===== Material to process

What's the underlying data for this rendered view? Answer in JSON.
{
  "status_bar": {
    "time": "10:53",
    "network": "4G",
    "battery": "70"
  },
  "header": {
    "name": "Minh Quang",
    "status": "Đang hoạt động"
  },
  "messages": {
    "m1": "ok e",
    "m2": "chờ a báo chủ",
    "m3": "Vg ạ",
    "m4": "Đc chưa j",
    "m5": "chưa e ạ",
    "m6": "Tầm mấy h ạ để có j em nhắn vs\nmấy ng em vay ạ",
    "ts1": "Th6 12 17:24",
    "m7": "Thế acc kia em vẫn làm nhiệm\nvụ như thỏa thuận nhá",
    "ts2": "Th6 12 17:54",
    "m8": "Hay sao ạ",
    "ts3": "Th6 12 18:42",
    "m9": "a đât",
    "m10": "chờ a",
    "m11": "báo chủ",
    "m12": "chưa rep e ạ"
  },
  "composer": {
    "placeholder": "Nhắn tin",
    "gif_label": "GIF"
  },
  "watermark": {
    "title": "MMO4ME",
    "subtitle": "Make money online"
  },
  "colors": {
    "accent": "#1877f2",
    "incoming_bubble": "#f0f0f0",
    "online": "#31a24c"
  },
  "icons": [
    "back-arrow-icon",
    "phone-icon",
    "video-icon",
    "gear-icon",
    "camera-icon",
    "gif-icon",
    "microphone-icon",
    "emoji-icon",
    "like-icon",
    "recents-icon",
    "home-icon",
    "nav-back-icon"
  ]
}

==========

Every entry must be output again, exactly as written above.

What's the underlying data for this rendered view? Answer in JSON.
{
  "status_bar": {
    "time": "10:53",
    "network": "4G",
    "battery": "70"
  },
  "header": {
    "name": "Minh Quang",
    "status": "Đang hoạt động"
  },
  "messages": {
    "m1": "ok e",
    "m2": "chờ a báo chủ",
    "m3": "Vg ạ",
    "m4": "Đc chưa j",
    "m5": "chưa e ạ",
    "m6": "Tầm mấy h ạ để có j em nhắn vs\nmấy ng em vay ạ",
    "ts1": "Th6 12 17:24",
    "m7": "Thế acc kia em vẫn làm nhiệm\nvụ như thỏa thuận nhá",
    "ts2": "Th6 12 17:54",
    "m8": "Hay sao ạ",
    "ts3": "Th6 12 18:42",
    "m9": "a đât",
    "m10": "chờ a",
    "m11": "báo chủ",
    "m12": "chưa rep e ạ"
  },
  "composer": {
    "placeholder": "Nhắn tin",
    "gif_label": "GIF"
  },
  "watermark": {
    "title": "MMO4ME",
    "subtitle": "Make money online"
  },
  "colors": {
    "accent": "#1877f2",
    "incoming_bubble": "#f0f0f0",
    "online": "#31a24c"
  },
  "icons": [
    "back-arrow-icon",
    "phone-icon",
    "video-icon",
    "gear-icon",
    "camera-icon",
    "gif-icon",
    "microphone-icon",
    "emoji-icon",
    "like-icon",
    "recents-icon",
    "home-icon",
    "nav-back-icon"
  ]
}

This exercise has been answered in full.